WHAT THIS TASK INVOLVES: Look through the data below. Pick out the lines holding the string "icon".

MATERIAL FOR THE TASK:
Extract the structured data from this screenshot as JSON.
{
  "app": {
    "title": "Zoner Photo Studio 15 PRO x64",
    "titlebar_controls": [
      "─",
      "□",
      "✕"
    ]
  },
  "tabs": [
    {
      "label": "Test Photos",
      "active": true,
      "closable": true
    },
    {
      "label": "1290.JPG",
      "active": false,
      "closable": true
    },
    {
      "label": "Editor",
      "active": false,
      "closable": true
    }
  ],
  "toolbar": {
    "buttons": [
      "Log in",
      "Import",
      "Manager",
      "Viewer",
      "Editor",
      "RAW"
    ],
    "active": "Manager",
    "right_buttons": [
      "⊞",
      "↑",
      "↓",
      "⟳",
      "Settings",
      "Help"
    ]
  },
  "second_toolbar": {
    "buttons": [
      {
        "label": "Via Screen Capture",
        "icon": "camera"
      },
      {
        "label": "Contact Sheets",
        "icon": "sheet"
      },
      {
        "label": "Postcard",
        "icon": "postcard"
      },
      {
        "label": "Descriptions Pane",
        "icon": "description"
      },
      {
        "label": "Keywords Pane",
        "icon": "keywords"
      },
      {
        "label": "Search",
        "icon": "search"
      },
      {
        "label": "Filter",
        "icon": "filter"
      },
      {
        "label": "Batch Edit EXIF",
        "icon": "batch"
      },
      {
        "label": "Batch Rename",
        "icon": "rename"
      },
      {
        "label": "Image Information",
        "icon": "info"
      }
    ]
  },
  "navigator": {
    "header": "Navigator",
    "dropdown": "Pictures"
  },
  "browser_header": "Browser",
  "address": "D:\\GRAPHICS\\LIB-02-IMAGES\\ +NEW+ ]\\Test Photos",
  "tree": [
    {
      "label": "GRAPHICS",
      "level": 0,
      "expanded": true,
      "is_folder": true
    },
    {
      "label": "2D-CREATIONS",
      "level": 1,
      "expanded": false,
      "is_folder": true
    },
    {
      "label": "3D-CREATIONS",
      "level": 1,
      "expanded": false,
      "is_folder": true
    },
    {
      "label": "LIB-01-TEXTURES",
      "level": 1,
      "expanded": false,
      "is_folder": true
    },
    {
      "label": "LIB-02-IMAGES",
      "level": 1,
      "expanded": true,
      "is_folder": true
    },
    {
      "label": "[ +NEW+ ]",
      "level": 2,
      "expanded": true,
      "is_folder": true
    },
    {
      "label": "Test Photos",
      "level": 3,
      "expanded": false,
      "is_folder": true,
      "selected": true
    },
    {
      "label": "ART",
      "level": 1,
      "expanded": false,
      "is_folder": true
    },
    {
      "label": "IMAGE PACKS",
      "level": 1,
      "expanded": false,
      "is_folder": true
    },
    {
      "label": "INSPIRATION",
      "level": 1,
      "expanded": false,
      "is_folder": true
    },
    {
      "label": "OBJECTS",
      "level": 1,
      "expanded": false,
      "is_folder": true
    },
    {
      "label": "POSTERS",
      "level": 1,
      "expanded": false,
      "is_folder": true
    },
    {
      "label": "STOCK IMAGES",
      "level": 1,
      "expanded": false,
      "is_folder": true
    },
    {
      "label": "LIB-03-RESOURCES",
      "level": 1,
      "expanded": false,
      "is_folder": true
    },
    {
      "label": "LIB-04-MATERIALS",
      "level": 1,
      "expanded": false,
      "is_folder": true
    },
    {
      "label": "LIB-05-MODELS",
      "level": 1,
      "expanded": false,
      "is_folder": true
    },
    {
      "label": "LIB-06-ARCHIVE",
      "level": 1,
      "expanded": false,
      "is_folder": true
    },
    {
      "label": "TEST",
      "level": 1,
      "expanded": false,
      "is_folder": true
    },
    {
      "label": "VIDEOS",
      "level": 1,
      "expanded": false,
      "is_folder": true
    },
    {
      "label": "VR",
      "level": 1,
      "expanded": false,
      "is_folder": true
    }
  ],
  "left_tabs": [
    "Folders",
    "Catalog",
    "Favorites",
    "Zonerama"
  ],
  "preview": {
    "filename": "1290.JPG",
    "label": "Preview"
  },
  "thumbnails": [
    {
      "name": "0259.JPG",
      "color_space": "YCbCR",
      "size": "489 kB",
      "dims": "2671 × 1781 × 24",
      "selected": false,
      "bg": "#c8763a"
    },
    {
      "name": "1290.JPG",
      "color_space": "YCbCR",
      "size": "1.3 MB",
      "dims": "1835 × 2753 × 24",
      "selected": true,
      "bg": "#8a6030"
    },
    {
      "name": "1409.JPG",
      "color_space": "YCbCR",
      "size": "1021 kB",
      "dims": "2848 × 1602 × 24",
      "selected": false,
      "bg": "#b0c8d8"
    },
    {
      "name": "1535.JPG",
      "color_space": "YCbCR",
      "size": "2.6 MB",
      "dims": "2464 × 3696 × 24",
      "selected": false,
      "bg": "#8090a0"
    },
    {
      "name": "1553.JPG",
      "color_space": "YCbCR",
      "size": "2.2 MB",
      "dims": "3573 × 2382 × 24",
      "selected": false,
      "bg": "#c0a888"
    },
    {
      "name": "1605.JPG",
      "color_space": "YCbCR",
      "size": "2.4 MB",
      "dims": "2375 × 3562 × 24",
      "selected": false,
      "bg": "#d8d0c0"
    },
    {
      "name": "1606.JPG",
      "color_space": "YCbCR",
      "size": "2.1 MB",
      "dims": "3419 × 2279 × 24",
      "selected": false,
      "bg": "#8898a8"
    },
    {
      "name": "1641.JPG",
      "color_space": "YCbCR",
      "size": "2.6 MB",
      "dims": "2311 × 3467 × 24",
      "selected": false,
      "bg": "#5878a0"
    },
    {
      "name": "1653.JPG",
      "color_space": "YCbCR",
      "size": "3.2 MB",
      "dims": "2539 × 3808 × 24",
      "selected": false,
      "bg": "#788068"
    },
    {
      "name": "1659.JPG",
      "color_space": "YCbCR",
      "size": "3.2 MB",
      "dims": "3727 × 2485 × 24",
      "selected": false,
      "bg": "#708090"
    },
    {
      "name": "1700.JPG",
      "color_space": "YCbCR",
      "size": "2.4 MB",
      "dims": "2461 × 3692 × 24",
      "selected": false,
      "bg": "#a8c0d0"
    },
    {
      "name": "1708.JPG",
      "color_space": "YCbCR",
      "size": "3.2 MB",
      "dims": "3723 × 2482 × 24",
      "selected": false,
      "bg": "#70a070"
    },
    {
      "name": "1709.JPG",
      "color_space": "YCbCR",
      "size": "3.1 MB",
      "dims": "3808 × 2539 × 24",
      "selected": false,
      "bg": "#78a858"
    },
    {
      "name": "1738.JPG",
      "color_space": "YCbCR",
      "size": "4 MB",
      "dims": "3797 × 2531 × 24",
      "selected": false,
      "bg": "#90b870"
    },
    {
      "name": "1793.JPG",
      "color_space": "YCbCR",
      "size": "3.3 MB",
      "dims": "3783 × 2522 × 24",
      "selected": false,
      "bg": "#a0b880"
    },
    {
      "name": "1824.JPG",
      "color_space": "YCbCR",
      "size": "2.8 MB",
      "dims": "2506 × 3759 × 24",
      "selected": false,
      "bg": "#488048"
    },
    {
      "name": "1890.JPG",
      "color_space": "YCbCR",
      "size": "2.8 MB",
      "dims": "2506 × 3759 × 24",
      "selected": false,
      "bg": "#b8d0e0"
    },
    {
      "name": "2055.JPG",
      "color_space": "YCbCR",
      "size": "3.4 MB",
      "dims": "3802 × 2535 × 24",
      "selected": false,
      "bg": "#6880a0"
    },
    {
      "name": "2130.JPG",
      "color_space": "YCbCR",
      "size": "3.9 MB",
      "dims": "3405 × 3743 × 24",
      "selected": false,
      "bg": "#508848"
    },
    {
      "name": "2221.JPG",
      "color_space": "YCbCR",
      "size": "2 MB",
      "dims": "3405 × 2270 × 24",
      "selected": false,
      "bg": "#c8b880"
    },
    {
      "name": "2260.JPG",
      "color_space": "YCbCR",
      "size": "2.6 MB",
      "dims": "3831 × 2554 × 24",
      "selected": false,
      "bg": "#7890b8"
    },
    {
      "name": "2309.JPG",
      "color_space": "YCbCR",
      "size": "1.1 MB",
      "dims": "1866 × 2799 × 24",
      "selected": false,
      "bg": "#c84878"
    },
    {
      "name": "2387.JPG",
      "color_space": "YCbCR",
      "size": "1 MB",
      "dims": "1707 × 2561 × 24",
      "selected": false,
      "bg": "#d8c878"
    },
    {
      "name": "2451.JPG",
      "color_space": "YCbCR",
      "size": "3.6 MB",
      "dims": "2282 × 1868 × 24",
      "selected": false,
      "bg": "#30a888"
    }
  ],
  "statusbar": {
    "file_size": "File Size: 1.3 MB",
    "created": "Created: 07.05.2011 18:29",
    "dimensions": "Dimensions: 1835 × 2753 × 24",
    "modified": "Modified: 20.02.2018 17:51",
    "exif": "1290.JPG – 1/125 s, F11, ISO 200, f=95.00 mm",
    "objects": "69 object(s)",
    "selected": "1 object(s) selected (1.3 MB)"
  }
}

FINAL RESULT:
        "icon": "camera"
        "icon": "sheet"
        "icon": "postcard"
        "icon": "description"
        "icon": "keywords"
        "icon": "search"
        "icon": "filter"
        "icon": "batch"
        "icon": "rename"
        "icon": "info"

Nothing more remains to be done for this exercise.